Problem statement: In the material below, identify each line bearing the word "LAST". Reproduce those lines.

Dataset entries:

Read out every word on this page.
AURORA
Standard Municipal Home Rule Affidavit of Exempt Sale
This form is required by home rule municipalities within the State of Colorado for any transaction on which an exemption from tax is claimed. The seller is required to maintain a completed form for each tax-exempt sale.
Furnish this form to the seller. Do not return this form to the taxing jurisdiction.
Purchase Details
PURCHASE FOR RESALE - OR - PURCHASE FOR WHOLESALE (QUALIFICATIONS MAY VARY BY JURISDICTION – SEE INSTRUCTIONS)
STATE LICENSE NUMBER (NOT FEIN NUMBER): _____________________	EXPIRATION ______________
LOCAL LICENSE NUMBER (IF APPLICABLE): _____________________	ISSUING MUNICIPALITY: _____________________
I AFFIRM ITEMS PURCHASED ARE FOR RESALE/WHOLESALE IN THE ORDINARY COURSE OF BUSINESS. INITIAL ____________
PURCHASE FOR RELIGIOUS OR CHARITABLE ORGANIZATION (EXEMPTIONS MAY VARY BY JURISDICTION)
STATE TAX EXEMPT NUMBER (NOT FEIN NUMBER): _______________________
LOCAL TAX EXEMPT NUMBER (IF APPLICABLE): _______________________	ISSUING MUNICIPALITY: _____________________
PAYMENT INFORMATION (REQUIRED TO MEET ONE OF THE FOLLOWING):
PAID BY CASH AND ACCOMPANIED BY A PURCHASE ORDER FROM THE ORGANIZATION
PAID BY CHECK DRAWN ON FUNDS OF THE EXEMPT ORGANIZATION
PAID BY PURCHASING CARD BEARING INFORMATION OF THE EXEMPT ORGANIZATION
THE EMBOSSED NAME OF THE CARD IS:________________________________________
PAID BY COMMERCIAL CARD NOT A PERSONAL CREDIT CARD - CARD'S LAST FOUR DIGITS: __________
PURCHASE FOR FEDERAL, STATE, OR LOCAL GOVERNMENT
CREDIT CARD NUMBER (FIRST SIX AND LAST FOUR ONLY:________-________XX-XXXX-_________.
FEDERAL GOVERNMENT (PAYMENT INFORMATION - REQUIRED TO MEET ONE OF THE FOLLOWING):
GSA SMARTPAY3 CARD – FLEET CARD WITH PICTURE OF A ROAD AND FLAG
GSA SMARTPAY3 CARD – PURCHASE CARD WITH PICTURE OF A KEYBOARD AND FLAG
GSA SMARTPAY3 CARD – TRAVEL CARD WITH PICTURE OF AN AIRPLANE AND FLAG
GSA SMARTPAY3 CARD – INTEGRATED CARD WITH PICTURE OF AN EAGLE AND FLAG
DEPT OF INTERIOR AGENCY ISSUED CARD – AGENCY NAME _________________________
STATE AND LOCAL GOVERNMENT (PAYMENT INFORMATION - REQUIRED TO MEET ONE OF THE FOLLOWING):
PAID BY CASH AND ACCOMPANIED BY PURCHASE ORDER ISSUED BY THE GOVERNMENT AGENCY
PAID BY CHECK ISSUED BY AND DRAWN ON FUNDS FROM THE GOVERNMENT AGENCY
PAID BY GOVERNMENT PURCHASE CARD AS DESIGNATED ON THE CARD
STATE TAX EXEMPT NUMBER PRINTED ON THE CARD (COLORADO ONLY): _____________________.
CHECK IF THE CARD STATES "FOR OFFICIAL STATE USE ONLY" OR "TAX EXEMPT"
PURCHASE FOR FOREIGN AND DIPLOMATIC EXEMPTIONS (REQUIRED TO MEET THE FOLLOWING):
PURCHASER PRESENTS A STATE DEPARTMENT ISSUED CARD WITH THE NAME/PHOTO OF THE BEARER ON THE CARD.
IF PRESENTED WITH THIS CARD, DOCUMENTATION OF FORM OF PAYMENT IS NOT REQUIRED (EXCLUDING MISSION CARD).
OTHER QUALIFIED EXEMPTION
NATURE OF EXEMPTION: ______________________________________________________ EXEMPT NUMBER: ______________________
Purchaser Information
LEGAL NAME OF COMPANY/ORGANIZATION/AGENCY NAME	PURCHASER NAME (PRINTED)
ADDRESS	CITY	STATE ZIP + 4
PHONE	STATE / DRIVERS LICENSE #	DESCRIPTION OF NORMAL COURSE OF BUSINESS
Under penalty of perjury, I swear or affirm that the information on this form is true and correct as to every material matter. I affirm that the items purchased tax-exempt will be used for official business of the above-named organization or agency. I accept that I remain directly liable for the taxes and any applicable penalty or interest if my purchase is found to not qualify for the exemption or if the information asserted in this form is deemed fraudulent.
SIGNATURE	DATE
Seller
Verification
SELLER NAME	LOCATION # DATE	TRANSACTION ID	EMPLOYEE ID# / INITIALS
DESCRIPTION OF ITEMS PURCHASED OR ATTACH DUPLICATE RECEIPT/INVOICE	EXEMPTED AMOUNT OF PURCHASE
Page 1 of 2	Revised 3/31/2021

Reply to the task:
PAID BY COMMERCIAL CARD NOT A PERSONAL CREDIT CARD - CARD'S LAST FOUR DIGITS: __________
CREDIT CARD NUMBER (FIRST SIX AND LAST FOUR ONLY:________-________XX-XXXX-_________.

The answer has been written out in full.